**Do this**
Restate the records below word for word, and omit the images they hold.

☆ ☆ ☆ ☆

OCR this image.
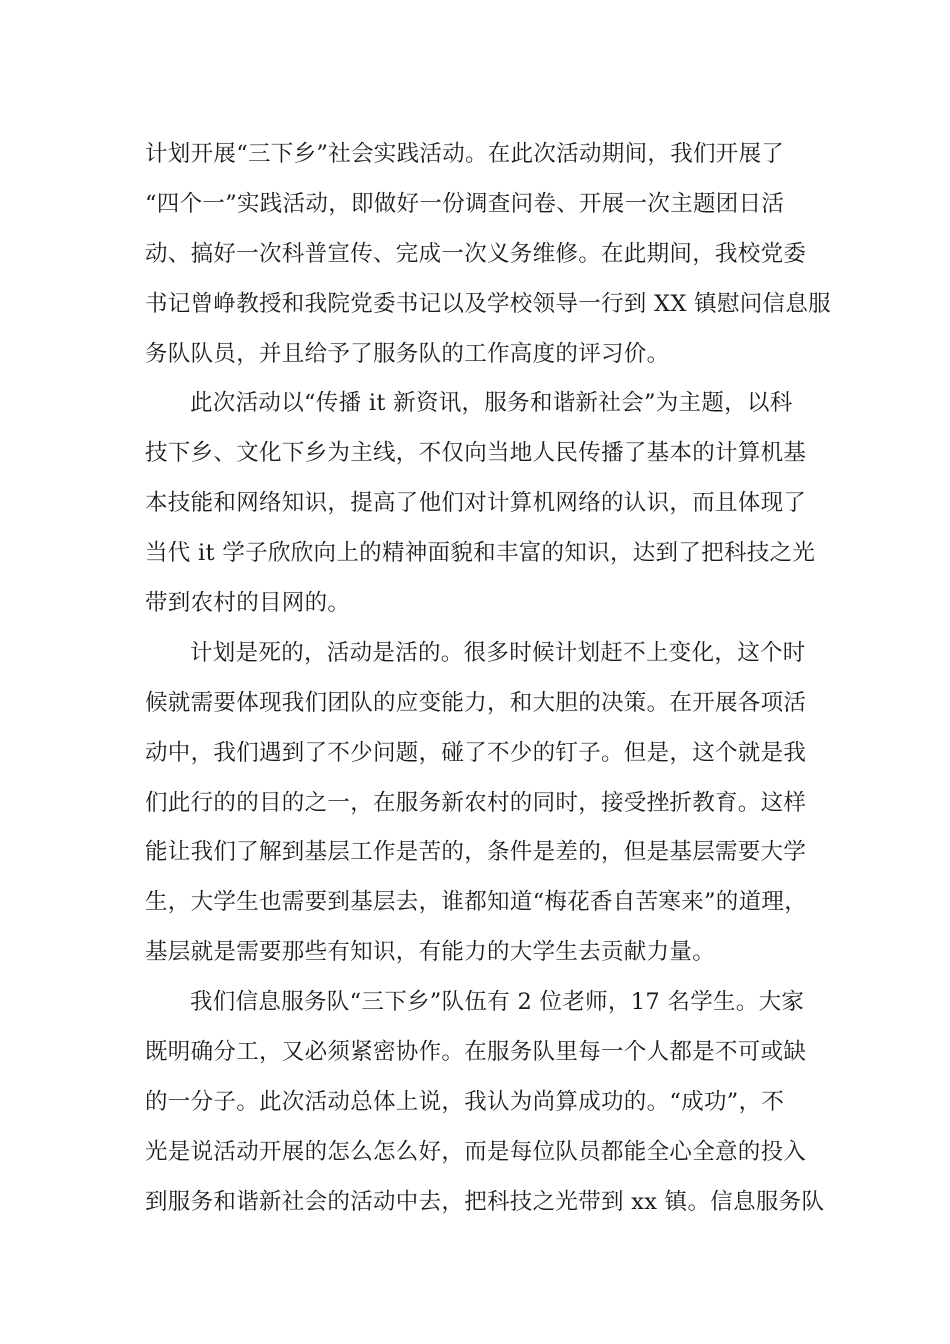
计划开展“三下乡”社会实践活动。在此次活动期间，我们开展了
“四个一”实践活动，即做好一份调查问卷、开展一次主题团日活
动、搞好一次科普宣传、完成一次义务维修。在此期间，我校党委
书记曾峥教授和我院党委书记以及学校领导一行到 XX 镇慰问信息服
务队队员，并且给予了服务队的工作高度的评习价。
此次活动以“传播 it 新资讯，服务和谐新社会”为主题，以科
技下乡、文化下乡为主线，不仅向当地人民传播了基本的计算机基
本技能和网络知识，提高了他们对计算机网络的认识，而且体现了
当代 it 学子欣欣向上的精神面貌和丰富的知识，达到了把科技之光
带到农村的目网的。
计划是死的，活动是活的。很多时候计划赶不上变化，这个时
候就需要体现我们团队的应变能力，和大胆的决策。在开展各项活
动中，我们遇到了不少问题，碰了不少的钉子。但是，这个就是我
们此行的的目的之一，在服务新农村的同时，接受挫折教育。这样
能让我们了解到基层工作是苦的，条件是差的，但是基层需要大学
生，大学生也需要到基层去，谁都知道“梅花香自苦寒来”的道理，
基层就是需要那些有知识，有能力的大学生去贡献力量。
我们信息服务队“三下乡”队伍有 2 位老师，17 名学生。大家
既明确分工，又必须紧密协作。在服务队里每一个人都是不可或缺
的一分子。此次活动总体上说，我认为尚算成功的。“成功”，不
光是说活动开展的怎么怎么好，而是每位队员都能全心全意的投入
到服务和谐新社会的活动中去，把科技之光带到 xx 镇。信息服务队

☆ ☆ ☆ ☆

**Answer**
OCR this image.
计划开展“三下乡”社会实践活动。在此次活动期间，我们开展了
“四个一”实践活动，即做好一份调查问卷、开展一次主题团日活
动、搞好一次科普宣传、完成一次义务维修。在此期间，我校党委
书记曾峥教授和我院党委书记以及学校领导一行到 XX 镇慰问信息服
务队队员，并且给予了服务队的工作高度的评习价。
此次活动以“传播 it 新资讯，服务和谐新社会”为主题，以科
技下乡、文化下乡为主线，不仅向当地人民传播了基本的计算机基
本技能和网络知识，提高了他们对计算机网络的认识，而且体现了
当代 it 学子欣欣向上的精神面貌和丰富的知识，达到了把科技之光
带到农村的目网的。
计划是死的，活动是活的。很多时候计划赶不上变化，这个时
候就需要体现我们团队的应变能力，和大胆的决策。在开展各项活
动中，我们遇到了不少问题，碰了不少的钉子。但是，这个就是我
们此行的的目的之一，在服务新农村的同时，接受挫折教育。这样
能让我们了解到基层工作是苦的，条件是差的，但是基层需要大学
生，大学生也需要到基层去，谁都知道“梅花香自苦寒来”的道理，
基层就是需要那些有知识，有能力的大学生去贡献力量。
我们信息服务队“三下乡”队伍有 2 位老师，17 名学生。大家
既明确分工，又必须紧密协作。在服务队里每一个人都是不可或缺
的一分子。此次活动总体上说，我认为尚算成功的。“成功”，不
光是说活动开展的怎么怎么好，而是每位队员都能全心全意的投入
到服务和谐新社会的活动中去，把科技之光带到 xx 镇。信息服务队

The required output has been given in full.